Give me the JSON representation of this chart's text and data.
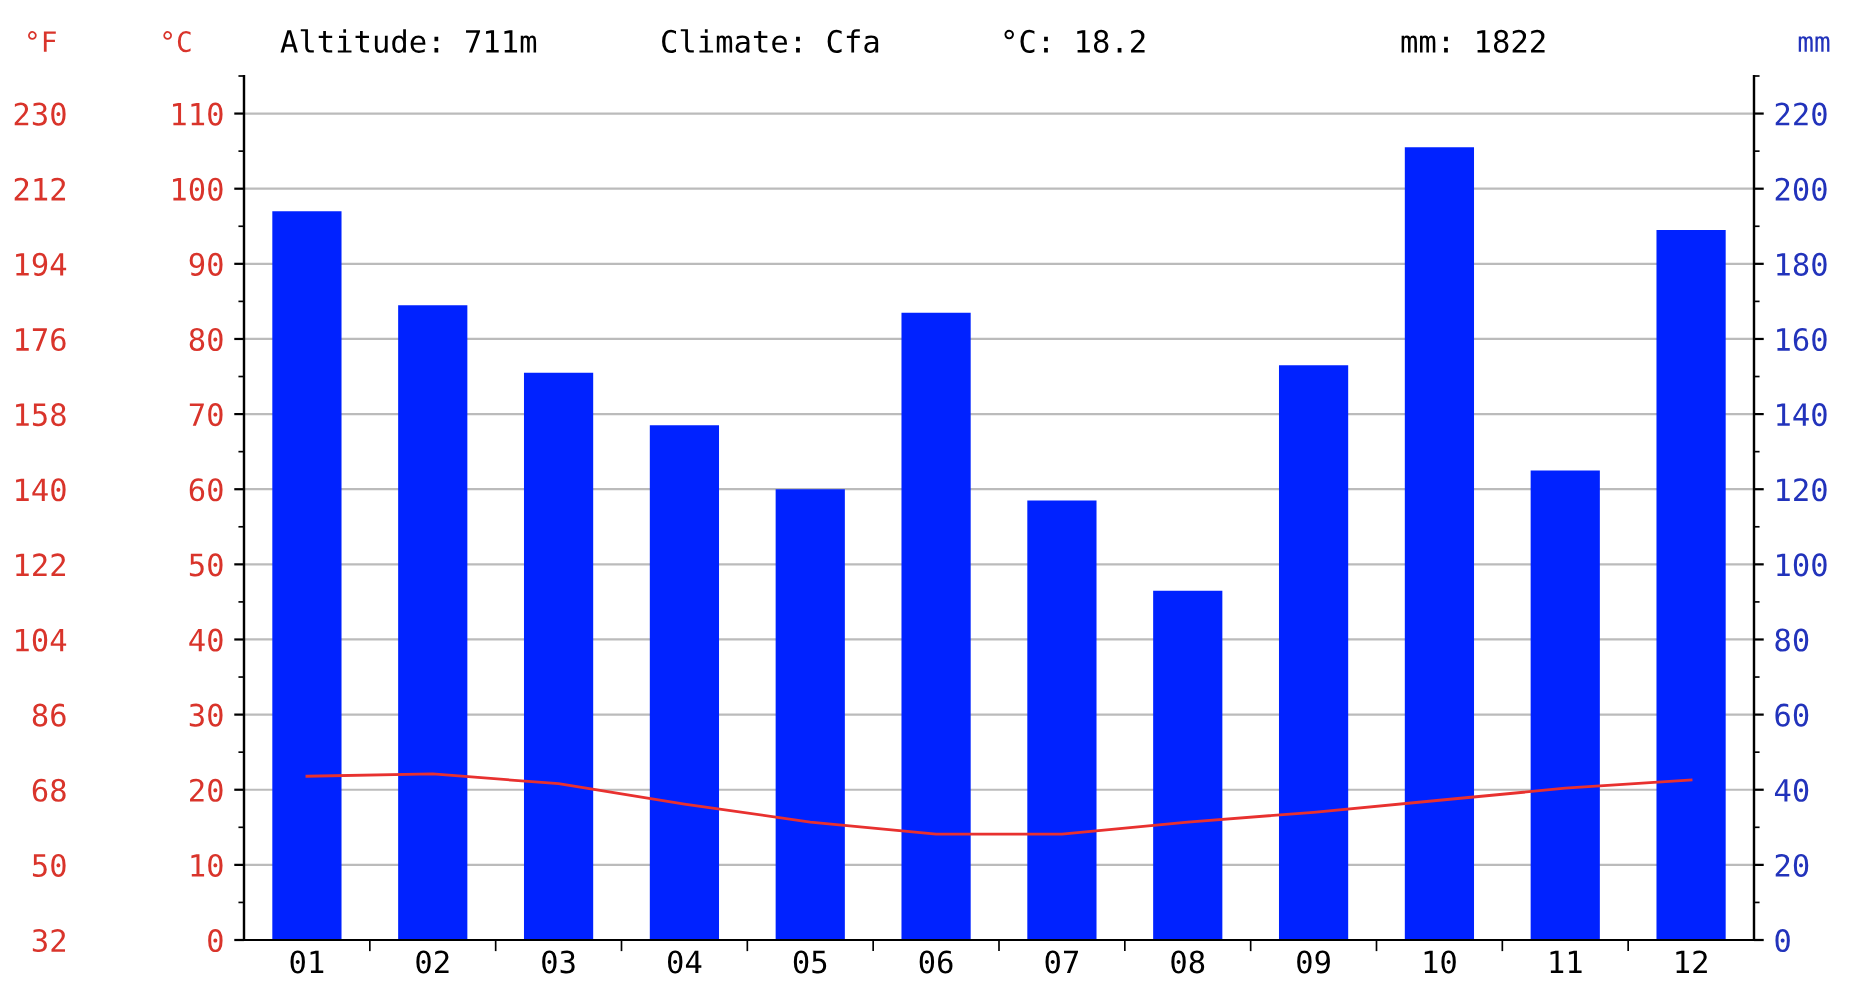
{
  "chart_data": {
    "type": "bar",
    "annotations": [
      "Altitude: 711m",
      "Climate: Cfa",
      "°C: 18.2",
      "mm: 1822"
    ],
    "categories": [
      "01",
      "02",
      "03",
      "04",
      "05",
      "06",
      "07",
      "08",
      "09",
      "10",
      "11",
      "12"
    ],
    "series": [
      {
        "name": null,
        "axis": "y2",
        "color": "#0022ff",
        "values": [
          194,
          169,
          151,
          137,
          120,
          167,
          117,
          93,
          153,
          211,
          125,
          189
        ]
      },
      {
        "name": null,
        "type": "line",
        "axis": "y",
        "color": "#e8312f",
        "values": [
          21.8,
          22.1,
          20.8,
          18.1,
          15.7,
          14.1,
          14.1,
          15.7,
          17.0,
          18.6,
          20.2,
          21.3
        ]
      }
    ],
    "ylabel": "°C",
    "y2label": "mm",
    "y3label": "°F",
    "ylim": [
      0,
      115
    ],
    "yticks": [
      0,
      10,
      20,
      30,
      40,
      50,
      60,
      70,
      80,
      90,
      100,
      110
    ],
    "y2lim": [
      0,
      230
    ],
    "y2ticks": [
      0,
      20,
      40,
      60,
      80,
      100,
      120,
      140,
      160,
      180,
      200,
      220
    ],
    "y3lim": [
      32,
      239
    ],
    "y3ticks": [
      32,
      50,
      68,
      86,
      104,
      122,
      140,
      158,
      176,
      194,
      212,
      230
    ],
    "grid": "y",
    "line_style": "solid",
    "marker": "none"
  }
}
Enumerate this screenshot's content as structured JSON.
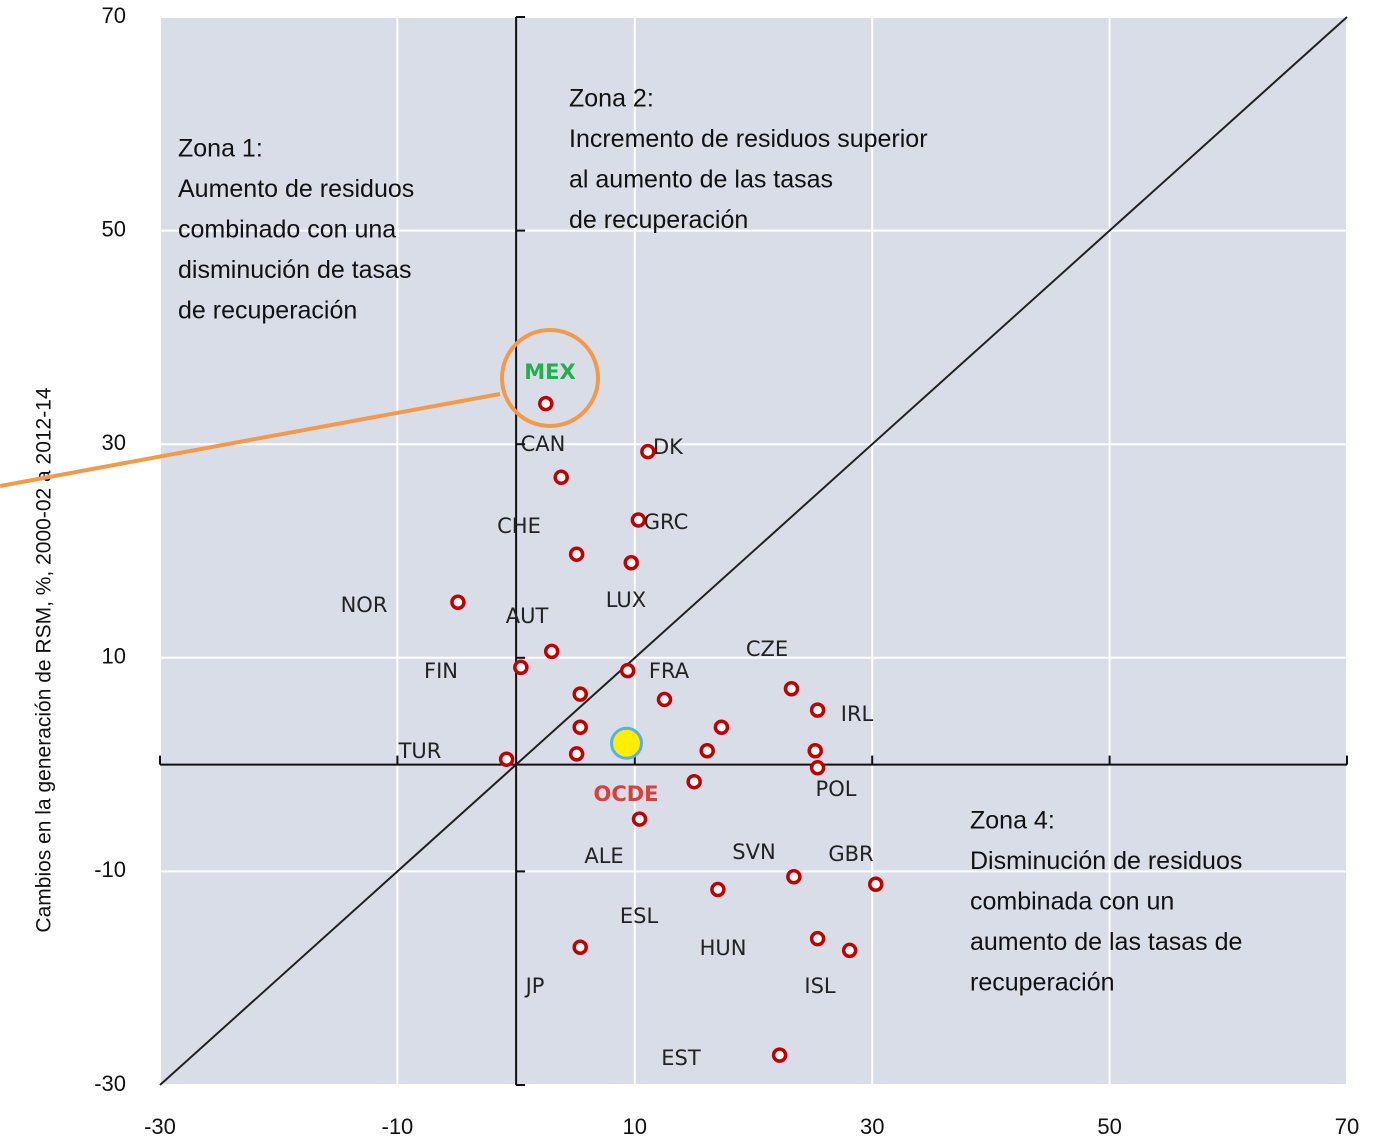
{
  "chart_data": {
    "type": "scatter",
    "ylabel": "Cambios en la generación de RSM, %, 2000-02 a 2012-14",
    "xlim": [
      -30,
      70
    ],
    "ylim": [
      -30,
      70
    ],
    "xticks": [
      -30,
      -10,
      10,
      30,
      50,
      70
    ],
    "yticks": [
      -30,
      -10,
      10,
      30,
      50,
      70
    ],
    "grid": true,
    "color": "#c00000",
    "background": "#d9dde7",
    "x": [
      2.5,
      3.8,
      11.1,
      10.3,
      5.1,
      9.7,
      -4.9,
      3.0,
      0.4,
      9.4,
      5.4,
      12.5,
      23.2,
      25.4,
      5.4,
      17.3,
      5.1,
      16.1,
      25.2,
      -0.8,
      25.4,
      15.0,
      10.4,
      23.4,
      30.3,
      17.0,
      5.4,
      25.4,
      28.1,
      22.2
    ],
    "y": [
      33.8,
      26.9,
      29.3,
      22.9,
      19.7,
      18.9,
      15.2,
      10.6,
      9.1,
      8.8,
      6.6,
      6.1,
      7.1,
      5.1,
      3.5,
      3.5,
      1.0,
      1.3,
      1.3,
      0.5,
      -0.3,
      -1.6,
      -5.1,
      -10.5,
      -11.2,
      -11.7,
      -17.1,
      -16.3,
      -17.4,
      -27.2
    ],
    "highlight": {
      "x": 9.3,
      "y": 2.0,
      "color": "#ffee00"
    },
    "labels": [
      {
        "text": "MEX",
        "color": "#22b04b"
      },
      {
        "text": "CAN",
        "color": "#222222"
      },
      {
        "text": "DK",
        "color": "#222222"
      },
      {
        "text": "GRC",
        "color": "#222222"
      },
      {
        "text": "CHE",
        "color": "#222222"
      },
      {
        "text": "LUX",
        "color": "#222222"
      },
      {
        "text": "NOR",
        "color": "#222222"
      },
      {
        "text": "AUT",
        "color": "#222222"
      },
      {
        "text": "FIN",
        "color": "#222222"
      },
      {
        "text": "FRA",
        "color": "#222222"
      },
      {
        "text": "CZE",
        "color": "#222222"
      },
      {
        "text": "IRL",
        "color": "#222222"
      },
      {
        "text": "TUR",
        "color": "#222222"
      },
      {
        "text": "OCDE",
        "color": "#d9403a"
      },
      {
        "text": "POL",
        "color": "#222222"
      },
      {
        "text": "ALE",
        "color": "#222222"
      },
      {
        "text": "SVN",
        "color": "#222222"
      },
      {
        "text": "GBR",
        "color": "#222222"
      },
      {
        "text": "ESL",
        "color": "#222222"
      },
      {
        "text": "HUN",
        "color": "#222222"
      },
      {
        "text": "JP",
        "color": "#222222"
      },
      {
        "text": "ISL",
        "color": "#222222"
      },
      {
        "text": "EST",
        "color": "#222222"
      }
    ],
    "zones": [
      [
        "Zona 1:",
        "Aumento de residuos",
        "combinado  con una",
        "disminución  de tasas",
        "de recuperación"
      ],
      [
        "Zona 2:",
        "Incremento de residuos  superior",
        "al aumento  de las tasas",
        "de recuperación"
      ],
      [
        "Zona 4:",
        "Disminución  de residuos",
        "combinada  con un",
        "aumento de las tasas de",
        "recuperación"
      ]
    ]
  }
}
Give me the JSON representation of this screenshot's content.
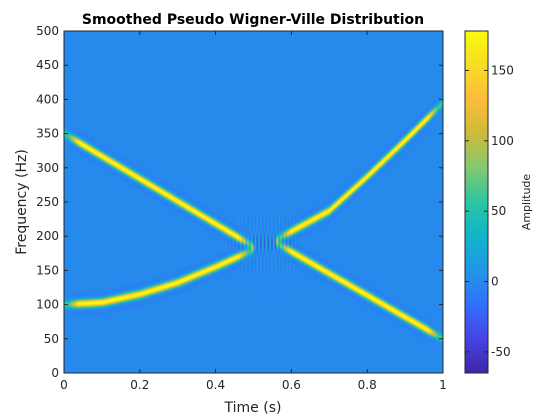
{
  "chart_data": {
    "type": "heatmap",
    "title": "Smoothed Pseudo Wigner-Ville Distribution",
    "xlabel": "Time (s)",
    "ylabel": "Frequency (Hz)",
    "xlim": [
      0,
      1
    ],
    "ylim": [
      0,
      500
    ],
    "x_ticks": [
      {
        "value": 0,
        "label": "0"
      },
      {
        "value": 0.2,
        "label": "0.2"
      },
      {
        "value": 0.4,
        "label": "0.4"
      },
      {
        "value": 0.6,
        "label": "0.6"
      },
      {
        "value": 0.8,
        "label": "0.8"
      },
      {
        "value": 1,
        "label": "1"
      }
    ],
    "y_ticks": [
      {
        "value": 0,
        "label": "0"
      },
      {
        "value": 50,
        "label": "50"
      },
      {
        "value": 100,
        "label": "100"
      },
      {
        "value": 150,
        "label": "150"
      },
      {
        "value": 200,
        "label": "200"
      },
      {
        "value": 250,
        "label": "250"
      },
      {
        "value": 300,
        "label": "300"
      },
      {
        "value": 350,
        "label": "350"
      },
      {
        "value": 400,
        "label": "400"
      },
      {
        "value": 450,
        "label": "450"
      },
      {
        "value": 500,
        "label": "500"
      }
    ],
    "colorbar": {
      "label": "Amplitude",
      "range": [
        -65,
        178
      ],
      "ticks": [
        {
          "value": -50,
          "label": "-50"
        },
        {
          "value": 0,
          "label": "0"
        },
        {
          "value": 50,
          "label": "50"
        },
        {
          "value": 100,
          "label": "100"
        },
        {
          "value": 150,
          "label": "150"
        }
      ],
      "colormap": "parula",
      "colors": [
        "#3e26a8",
        "#4744e6",
        "#3170fc",
        "#2196e6",
        "#11b4c9",
        "#2bc6a2",
        "#83c96e",
        "#ceba3a",
        "#fdbc3b",
        "#f6dd23",
        "#f9fb0e"
      ]
    },
    "background_value": 0,
    "components": [
      {
        "shape": "linear-chirp",
        "points": [
          [
            0.0,
            350
          ],
          [
            0.5,
            185
          ]
        ],
        "peak": 175
      },
      {
        "shape": "quadratic-chirp",
        "points": [
          [
            0.0,
            100
          ],
          [
            0.1,
            103
          ],
          [
            0.2,
            115
          ],
          [
            0.3,
            132
          ],
          [
            0.4,
            155
          ],
          [
            0.5,
            180
          ]
        ],
        "peak": 170
      },
      {
        "shape": "linear-chirp",
        "points": [
          [
            0.56,
            190
          ],
          [
            1.0,
            50
          ]
        ],
        "peak": 175
      },
      {
        "shape": "quadratic-chirp",
        "points": [
          [
            0.56,
            195
          ],
          [
            0.7,
            237
          ],
          [
            0.8,
            287
          ],
          [
            0.9,
            340
          ],
          [
            1.0,
            395
          ]
        ],
        "peak": 170
      }
    ],
    "interference": {
      "t_range": [
        0.42,
        0.64
      ],
      "f_range": [
        140,
        240
      ],
      "min": -60,
      "max": 80
    },
    "grid": false
  }
}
# # # # #
### WORK REQUIRED:
Pull out all lines from the entries above that include the word "representation".

### ANSWER BELOW:
Give me the JSON representation of this chart's text and data.
Give me the JSON representation of this screenshot's content.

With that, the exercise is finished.